Wonkery in the media

There’s a challenge possibly unique to the mainstream press to make wonkish stories accessible and of interest to the average person. And the widely-documented shift towards digital news and engagement via clicks, falling sales of print journalism, and the rise of non-established sources and ‘fake’ news, only exacerbate a timeless problem. When it comes to competing for clicks or producing splashes on sector issues that can draw the average non-wonk, the press must strike a balance between rigour and accessibility.

Wonks have had a fair few run-ins with the press over the last few months: David Morris went head to head with the Sunday Times’ Andrew Gilligan over the use of HESA data in a Sunday Times front page on international students ‘crowding out’ domestic students this summer. Earlier in the year, there were the headlines on fees following an Institute for Fiscal Studies briefing on higher education funding; that three quarters of students would never repay their full student loans was the chosen headline by a number of nationals. Dominant in the public consciousness were notions of a broken system of failed repayment rather than the possibility of a progressive one that acts as a safety net for lower-earning graduates. Though there isn’t often a definitive method of converting wonkery into coverage, the challenges lie in digesting policy issues, translating, and packaging them. How can wonks work with and within the press to strike this balance?

Data provided →
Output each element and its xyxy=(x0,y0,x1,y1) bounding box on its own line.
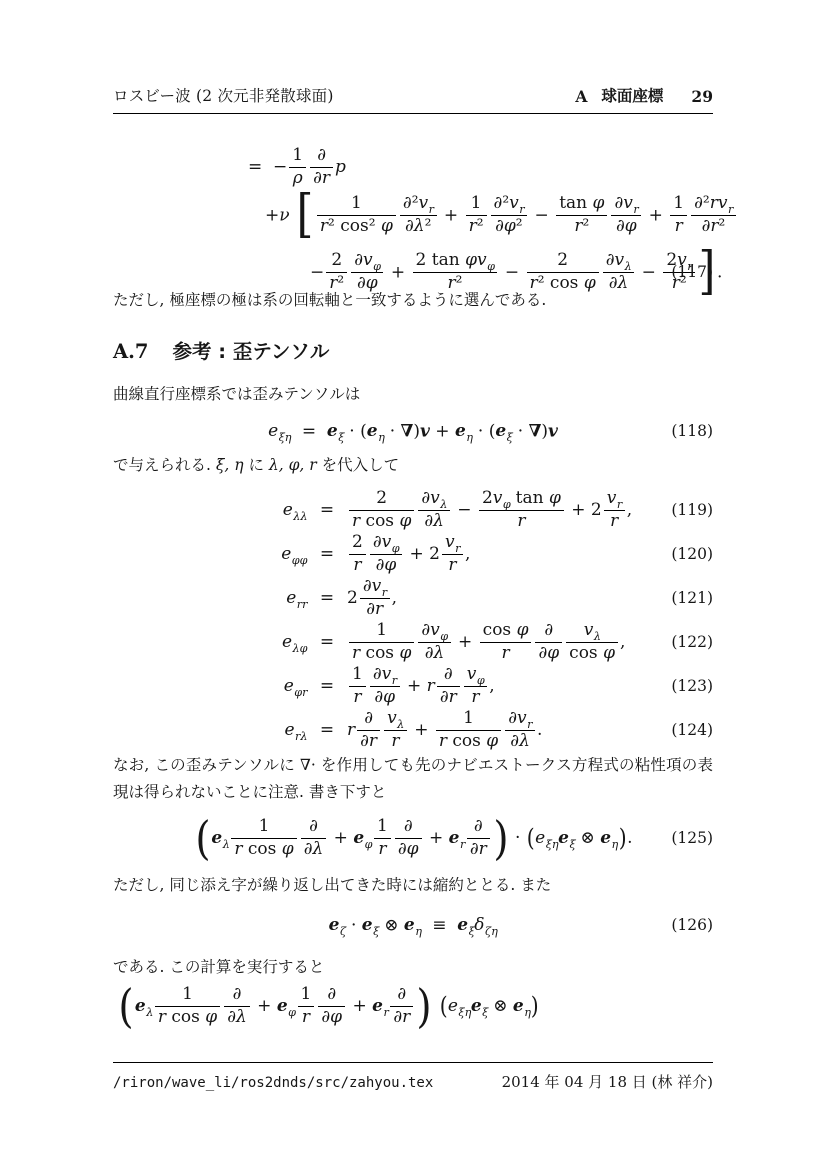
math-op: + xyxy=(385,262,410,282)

Work instructions →
**A)** From the piece on wonkery in the media above, reproduce the part that opens with the words containing "Wonkery in the" and closes with "rigour and accessibility.".
**B)** According to the piece on wonkery in the media, what share of students did a number of national headlines say would never repay their full student loans?

Response list →
**A)**
Wonkery in the media

There’s a challenge possibly unique to the mainstream press to make wonkish stories accessible and of interest to the average person. And the widely-documented shift towards digital news and engagement via clicks, falling sales of print journalism, and the rise of non-established sources and ‘fake’ news, only exacerbate a timeless problem. When it comes to competing for clicks or producing splashes on sector issues that can draw the average non-wonk, the press must strike a balance between rigour and accessibility.

**B)** Three quarters